** RECORDED INFORMATION **
%%
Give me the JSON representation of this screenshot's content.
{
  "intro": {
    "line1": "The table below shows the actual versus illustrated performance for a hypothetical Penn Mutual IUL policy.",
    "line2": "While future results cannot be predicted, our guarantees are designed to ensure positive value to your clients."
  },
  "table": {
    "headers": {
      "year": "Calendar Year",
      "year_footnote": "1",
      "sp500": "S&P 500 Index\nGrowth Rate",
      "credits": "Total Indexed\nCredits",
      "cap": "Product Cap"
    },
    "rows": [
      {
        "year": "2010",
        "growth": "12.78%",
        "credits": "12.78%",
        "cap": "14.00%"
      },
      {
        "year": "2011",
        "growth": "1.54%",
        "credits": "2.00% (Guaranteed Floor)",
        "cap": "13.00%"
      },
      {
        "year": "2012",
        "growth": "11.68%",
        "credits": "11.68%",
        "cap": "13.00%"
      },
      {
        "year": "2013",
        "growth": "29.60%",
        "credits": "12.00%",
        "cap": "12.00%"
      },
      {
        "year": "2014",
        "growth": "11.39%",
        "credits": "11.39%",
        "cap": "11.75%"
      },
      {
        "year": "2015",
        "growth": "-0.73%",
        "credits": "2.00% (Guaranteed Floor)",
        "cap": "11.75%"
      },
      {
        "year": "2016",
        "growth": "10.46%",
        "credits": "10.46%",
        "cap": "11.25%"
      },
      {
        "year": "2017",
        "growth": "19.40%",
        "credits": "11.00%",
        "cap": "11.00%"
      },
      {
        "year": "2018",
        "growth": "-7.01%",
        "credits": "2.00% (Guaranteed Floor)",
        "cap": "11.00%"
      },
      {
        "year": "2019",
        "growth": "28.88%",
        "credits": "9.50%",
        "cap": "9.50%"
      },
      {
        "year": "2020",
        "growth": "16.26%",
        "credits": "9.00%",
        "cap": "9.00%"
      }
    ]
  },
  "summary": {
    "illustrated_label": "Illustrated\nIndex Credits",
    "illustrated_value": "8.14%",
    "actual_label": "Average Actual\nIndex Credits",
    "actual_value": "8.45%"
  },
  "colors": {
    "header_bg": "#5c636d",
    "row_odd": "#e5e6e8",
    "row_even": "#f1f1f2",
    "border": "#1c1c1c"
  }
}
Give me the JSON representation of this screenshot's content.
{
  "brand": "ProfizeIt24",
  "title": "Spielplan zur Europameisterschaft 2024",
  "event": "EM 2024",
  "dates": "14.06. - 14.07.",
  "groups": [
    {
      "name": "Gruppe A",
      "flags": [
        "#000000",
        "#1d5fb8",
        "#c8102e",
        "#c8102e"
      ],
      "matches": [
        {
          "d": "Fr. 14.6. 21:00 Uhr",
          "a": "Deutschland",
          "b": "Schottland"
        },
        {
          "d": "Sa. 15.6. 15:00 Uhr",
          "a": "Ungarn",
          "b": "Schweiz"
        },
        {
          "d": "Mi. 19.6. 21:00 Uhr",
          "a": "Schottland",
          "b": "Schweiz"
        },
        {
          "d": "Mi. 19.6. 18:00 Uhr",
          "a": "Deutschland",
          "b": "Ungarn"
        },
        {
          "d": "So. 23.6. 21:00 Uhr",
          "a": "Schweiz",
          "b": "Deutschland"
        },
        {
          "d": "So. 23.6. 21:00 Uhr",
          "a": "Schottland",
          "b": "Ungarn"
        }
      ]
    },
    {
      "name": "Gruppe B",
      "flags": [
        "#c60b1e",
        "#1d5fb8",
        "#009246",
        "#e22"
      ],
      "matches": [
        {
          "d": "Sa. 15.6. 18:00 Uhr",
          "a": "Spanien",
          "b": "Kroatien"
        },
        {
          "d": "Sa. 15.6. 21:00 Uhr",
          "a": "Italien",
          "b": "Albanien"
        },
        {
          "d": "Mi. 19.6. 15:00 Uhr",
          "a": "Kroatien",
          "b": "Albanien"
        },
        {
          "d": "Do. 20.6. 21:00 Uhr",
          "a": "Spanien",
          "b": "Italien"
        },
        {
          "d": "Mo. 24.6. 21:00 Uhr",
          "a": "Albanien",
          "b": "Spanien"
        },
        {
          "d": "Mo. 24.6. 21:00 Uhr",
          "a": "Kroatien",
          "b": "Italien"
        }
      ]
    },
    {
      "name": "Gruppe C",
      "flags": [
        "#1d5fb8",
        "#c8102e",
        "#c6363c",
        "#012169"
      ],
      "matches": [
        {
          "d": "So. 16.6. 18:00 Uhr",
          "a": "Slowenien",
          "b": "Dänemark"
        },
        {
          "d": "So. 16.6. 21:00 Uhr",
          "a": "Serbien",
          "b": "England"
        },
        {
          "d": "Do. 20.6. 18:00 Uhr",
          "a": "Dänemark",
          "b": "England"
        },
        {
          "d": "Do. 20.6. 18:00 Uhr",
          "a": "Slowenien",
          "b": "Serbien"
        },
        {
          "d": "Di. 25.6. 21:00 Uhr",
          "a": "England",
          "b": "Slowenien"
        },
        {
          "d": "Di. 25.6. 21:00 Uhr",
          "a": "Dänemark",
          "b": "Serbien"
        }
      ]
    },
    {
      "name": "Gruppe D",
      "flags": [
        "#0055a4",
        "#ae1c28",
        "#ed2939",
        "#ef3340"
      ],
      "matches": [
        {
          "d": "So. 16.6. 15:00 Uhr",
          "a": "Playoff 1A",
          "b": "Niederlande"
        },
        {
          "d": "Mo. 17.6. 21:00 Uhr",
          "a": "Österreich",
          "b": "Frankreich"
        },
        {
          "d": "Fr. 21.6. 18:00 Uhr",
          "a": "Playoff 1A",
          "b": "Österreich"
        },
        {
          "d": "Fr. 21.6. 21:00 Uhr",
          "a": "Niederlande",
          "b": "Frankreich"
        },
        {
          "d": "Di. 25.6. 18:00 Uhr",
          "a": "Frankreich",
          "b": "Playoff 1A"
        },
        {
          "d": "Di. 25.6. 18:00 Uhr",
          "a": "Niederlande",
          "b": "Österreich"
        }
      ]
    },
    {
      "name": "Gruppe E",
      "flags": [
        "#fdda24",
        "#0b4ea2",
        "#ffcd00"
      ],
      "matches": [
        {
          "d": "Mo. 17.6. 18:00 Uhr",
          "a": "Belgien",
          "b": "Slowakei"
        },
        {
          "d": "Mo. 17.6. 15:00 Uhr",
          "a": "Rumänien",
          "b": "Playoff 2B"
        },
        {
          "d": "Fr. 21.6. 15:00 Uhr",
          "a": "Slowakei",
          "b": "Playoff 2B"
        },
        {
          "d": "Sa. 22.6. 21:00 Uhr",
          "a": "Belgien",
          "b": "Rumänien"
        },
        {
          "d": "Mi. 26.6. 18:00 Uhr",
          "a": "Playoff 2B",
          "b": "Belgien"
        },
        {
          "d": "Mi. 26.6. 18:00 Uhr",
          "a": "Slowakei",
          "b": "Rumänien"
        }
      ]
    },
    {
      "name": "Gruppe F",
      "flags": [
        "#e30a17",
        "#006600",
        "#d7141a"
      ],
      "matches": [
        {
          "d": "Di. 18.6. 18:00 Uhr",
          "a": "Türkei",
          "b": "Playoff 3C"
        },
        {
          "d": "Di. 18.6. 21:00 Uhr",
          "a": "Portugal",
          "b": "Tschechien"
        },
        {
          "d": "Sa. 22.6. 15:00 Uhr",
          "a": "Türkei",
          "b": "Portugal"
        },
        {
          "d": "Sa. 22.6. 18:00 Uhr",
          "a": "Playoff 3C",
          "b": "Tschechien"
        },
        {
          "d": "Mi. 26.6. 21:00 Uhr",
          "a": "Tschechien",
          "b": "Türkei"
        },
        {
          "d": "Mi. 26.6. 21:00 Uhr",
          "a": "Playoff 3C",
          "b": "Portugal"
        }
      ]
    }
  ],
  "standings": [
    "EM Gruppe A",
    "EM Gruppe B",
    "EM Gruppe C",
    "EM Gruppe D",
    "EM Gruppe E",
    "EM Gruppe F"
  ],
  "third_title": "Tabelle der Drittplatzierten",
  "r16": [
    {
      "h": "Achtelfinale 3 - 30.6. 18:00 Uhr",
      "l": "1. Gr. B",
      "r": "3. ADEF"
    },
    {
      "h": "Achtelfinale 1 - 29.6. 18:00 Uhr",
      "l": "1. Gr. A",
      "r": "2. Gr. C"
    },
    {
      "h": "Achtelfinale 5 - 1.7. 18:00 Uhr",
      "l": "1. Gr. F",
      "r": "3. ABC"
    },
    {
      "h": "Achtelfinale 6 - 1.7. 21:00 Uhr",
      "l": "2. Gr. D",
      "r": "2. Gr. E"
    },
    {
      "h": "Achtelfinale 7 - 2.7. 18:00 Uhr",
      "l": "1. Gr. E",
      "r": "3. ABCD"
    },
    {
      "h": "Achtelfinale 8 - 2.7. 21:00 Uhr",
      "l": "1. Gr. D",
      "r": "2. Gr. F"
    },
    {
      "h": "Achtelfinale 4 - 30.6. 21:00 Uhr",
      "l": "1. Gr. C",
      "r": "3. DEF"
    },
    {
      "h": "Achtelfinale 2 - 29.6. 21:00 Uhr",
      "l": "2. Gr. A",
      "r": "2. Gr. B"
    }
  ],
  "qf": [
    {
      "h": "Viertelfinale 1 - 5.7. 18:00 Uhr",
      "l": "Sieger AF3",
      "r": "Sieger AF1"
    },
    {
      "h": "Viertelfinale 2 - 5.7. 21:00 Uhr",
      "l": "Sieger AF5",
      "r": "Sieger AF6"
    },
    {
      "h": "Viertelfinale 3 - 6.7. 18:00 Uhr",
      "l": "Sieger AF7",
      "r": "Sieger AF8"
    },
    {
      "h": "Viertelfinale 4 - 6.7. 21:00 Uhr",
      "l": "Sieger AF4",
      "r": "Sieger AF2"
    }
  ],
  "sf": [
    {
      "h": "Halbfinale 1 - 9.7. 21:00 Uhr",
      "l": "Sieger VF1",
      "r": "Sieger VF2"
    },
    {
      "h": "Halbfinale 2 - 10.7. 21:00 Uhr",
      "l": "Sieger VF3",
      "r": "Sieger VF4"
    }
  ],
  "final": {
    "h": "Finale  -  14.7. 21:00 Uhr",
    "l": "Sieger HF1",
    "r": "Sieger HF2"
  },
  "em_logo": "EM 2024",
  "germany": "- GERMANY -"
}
%%
** INSTRUCTIONS TO FOLLOW **
Find the word "nIndex" in the entries, and copy every line it shows up in.

** TASK RESULT **
    "illustrated_label": "Illustrated\nIndex Credits",
    "actual_label": "Average Actual\nIndex Credits",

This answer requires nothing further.